▶ _What is being asked_:
Which lines below hold the word "from"? Copy all of them.

>>>

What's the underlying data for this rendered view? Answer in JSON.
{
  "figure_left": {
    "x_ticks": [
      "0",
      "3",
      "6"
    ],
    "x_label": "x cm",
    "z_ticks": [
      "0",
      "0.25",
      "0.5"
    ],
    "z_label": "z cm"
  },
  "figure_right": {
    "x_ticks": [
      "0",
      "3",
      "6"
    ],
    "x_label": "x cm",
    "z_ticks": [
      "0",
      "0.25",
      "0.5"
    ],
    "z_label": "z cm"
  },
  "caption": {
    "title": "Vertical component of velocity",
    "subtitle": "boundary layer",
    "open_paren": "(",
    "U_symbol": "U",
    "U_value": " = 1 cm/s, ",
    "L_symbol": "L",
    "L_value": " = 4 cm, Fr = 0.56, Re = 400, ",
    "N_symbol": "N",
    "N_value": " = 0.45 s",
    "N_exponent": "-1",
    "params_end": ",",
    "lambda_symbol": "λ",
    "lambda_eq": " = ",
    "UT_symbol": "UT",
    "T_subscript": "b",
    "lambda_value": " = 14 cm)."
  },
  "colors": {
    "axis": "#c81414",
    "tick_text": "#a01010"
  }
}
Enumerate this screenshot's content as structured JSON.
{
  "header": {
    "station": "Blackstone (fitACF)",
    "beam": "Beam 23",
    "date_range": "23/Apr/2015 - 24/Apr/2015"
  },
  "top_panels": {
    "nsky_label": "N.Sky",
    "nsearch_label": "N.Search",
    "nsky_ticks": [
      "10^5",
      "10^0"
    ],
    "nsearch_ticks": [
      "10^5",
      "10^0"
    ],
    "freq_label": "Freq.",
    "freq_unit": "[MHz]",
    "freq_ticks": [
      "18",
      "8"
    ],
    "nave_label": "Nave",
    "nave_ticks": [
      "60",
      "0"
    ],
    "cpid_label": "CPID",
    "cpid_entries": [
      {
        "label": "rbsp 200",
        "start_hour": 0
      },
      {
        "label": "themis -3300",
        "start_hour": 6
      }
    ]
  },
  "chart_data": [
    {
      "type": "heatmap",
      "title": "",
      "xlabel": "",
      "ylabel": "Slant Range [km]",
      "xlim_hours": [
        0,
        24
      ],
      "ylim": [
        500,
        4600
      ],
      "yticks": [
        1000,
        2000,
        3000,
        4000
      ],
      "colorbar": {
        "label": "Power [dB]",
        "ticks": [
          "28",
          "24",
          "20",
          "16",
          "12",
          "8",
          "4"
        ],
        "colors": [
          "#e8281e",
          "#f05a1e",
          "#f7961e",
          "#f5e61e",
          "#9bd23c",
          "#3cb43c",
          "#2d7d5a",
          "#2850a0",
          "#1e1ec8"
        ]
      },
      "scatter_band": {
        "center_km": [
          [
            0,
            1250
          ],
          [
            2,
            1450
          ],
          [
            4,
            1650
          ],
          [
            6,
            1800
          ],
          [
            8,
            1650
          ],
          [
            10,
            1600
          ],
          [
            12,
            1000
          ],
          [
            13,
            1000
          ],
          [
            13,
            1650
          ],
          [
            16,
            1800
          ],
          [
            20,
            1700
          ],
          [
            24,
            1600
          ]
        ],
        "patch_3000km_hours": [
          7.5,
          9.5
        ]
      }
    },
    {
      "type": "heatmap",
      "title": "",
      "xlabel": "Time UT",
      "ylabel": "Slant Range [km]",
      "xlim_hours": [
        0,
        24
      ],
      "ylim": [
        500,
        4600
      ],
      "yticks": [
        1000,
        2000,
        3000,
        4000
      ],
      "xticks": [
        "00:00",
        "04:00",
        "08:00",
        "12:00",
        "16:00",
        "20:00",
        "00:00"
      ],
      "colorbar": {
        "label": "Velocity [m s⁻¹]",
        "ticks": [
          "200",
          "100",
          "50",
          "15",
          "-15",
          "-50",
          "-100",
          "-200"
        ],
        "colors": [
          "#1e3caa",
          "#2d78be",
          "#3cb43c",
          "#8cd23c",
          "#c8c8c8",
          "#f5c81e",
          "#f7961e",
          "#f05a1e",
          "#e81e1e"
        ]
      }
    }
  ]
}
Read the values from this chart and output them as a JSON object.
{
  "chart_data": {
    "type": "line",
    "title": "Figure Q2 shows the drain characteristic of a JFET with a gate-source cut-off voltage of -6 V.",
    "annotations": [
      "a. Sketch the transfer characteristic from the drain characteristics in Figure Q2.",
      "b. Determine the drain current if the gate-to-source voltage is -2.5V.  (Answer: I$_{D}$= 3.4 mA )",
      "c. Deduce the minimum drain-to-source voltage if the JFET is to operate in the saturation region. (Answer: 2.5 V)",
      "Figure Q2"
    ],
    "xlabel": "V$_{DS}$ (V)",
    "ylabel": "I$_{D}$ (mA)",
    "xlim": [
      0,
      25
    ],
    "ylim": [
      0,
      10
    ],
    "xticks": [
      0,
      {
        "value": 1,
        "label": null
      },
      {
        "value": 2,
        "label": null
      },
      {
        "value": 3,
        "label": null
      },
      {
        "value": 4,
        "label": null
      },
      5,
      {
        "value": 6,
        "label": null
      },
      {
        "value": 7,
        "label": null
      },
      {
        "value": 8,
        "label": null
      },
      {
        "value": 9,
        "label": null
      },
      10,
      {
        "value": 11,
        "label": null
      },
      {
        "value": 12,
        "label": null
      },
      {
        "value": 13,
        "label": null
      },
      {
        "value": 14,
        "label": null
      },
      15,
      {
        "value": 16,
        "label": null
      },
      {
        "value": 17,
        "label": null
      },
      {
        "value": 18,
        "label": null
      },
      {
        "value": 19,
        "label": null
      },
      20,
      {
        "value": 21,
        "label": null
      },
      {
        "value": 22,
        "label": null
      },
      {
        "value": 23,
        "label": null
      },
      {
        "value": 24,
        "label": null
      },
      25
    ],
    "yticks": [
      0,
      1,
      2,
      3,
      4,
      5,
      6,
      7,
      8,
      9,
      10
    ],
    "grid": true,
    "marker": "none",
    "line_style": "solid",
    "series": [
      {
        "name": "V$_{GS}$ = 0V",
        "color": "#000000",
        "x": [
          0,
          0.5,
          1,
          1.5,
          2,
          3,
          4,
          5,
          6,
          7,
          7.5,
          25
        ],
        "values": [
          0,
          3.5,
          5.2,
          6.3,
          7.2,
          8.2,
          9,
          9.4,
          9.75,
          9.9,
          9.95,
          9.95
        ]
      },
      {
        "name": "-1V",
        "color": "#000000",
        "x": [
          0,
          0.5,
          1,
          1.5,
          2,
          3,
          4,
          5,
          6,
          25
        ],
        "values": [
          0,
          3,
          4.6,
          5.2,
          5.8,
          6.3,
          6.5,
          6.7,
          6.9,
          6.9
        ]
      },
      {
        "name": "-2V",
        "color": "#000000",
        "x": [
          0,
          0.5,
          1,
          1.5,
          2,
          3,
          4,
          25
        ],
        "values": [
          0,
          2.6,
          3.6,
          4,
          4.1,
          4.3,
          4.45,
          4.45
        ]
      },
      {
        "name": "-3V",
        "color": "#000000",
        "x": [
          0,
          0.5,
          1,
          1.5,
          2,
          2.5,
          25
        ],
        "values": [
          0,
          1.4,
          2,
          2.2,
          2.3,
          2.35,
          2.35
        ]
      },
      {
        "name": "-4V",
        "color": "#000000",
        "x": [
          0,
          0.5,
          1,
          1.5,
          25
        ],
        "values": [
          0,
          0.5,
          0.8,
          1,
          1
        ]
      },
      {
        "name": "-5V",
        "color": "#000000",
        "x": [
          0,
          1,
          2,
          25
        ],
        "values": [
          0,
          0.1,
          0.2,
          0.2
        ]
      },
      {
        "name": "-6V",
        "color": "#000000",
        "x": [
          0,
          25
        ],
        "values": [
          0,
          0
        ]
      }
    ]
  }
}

<<<

▶ _Response for this exercise_:
Read the values from this chart and output them as a JSON object.
      "a. Sketch the transfer characteristic from the drain characteristics in Figure Q2.",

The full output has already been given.